WHAT IS ASKED: Copy each line of the material unchanged, beginning with its first line and stopping after the line that contains "414, 1178, 451]".

DATA FOR THIS TASK:
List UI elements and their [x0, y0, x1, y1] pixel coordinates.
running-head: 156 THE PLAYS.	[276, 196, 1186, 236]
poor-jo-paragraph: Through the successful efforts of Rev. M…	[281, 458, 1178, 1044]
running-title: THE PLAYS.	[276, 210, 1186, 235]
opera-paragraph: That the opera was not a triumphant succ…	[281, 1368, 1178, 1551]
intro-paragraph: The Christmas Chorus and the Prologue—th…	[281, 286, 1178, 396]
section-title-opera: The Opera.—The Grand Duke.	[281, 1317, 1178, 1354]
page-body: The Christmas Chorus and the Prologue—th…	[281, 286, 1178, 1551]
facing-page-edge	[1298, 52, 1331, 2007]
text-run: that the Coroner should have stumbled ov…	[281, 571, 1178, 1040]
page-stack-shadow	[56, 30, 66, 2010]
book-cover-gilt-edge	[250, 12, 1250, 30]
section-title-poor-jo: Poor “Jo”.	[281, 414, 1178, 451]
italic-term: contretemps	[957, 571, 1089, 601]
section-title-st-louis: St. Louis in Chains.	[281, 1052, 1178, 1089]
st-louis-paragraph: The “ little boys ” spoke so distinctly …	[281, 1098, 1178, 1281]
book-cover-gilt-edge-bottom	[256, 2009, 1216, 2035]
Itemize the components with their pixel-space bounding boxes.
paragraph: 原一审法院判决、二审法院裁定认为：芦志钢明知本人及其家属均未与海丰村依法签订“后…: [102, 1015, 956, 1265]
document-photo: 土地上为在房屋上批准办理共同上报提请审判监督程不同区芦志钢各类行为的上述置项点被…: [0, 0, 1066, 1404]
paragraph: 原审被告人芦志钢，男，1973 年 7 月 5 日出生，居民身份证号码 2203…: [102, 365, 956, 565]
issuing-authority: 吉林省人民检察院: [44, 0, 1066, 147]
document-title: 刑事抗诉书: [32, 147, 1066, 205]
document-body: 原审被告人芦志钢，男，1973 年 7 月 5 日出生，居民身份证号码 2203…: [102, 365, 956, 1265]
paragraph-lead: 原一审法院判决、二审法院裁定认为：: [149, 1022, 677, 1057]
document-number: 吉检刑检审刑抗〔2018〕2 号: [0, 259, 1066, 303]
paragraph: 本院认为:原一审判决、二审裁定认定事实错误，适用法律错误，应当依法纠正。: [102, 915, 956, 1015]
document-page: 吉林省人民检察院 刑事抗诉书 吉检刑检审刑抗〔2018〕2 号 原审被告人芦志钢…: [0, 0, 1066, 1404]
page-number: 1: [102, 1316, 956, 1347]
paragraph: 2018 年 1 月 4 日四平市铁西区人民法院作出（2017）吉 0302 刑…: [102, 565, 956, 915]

FULL SOLUTION:
List UI elements and their [x0, y0, x1, y1] pixel coordinates.
running-head: 156 THE PLAYS.	[276, 196, 1186, 236]
poor-jo-paragraph: Through the successful efforts of Rev. M…	[281, 458, 1178, 1044]
running-title: THE PLAYS.	[276, 210, 1186, 235]
opera-paragraph: That the opera was not a triumphant succ…	[281, 1368, 1178, 1551]
intro-paragraph: The Christmas Chorus and the Prologue—th…	[281, 286, 1178, 396]
section-title-opera: The Opera.—The Grand Duke.	[281, 1317, 1178, 1354]
page-body: The Christmas Chorus and the Prologue—th…	[281, 286, 1178, 1551]
facing-page-edge	[1298, 52, 1331, 2007]
text-run: that the Coroner should have stumbled ov…	[281, 571, 1178, 1040]
page-stack-shadow	[56, 30, 66, 2010]
book-cover-gilt-edge	[250, 12, 1250, 30]
section-title-poor-jo: Poor “Jo”.	[281, 414, 1178, 451]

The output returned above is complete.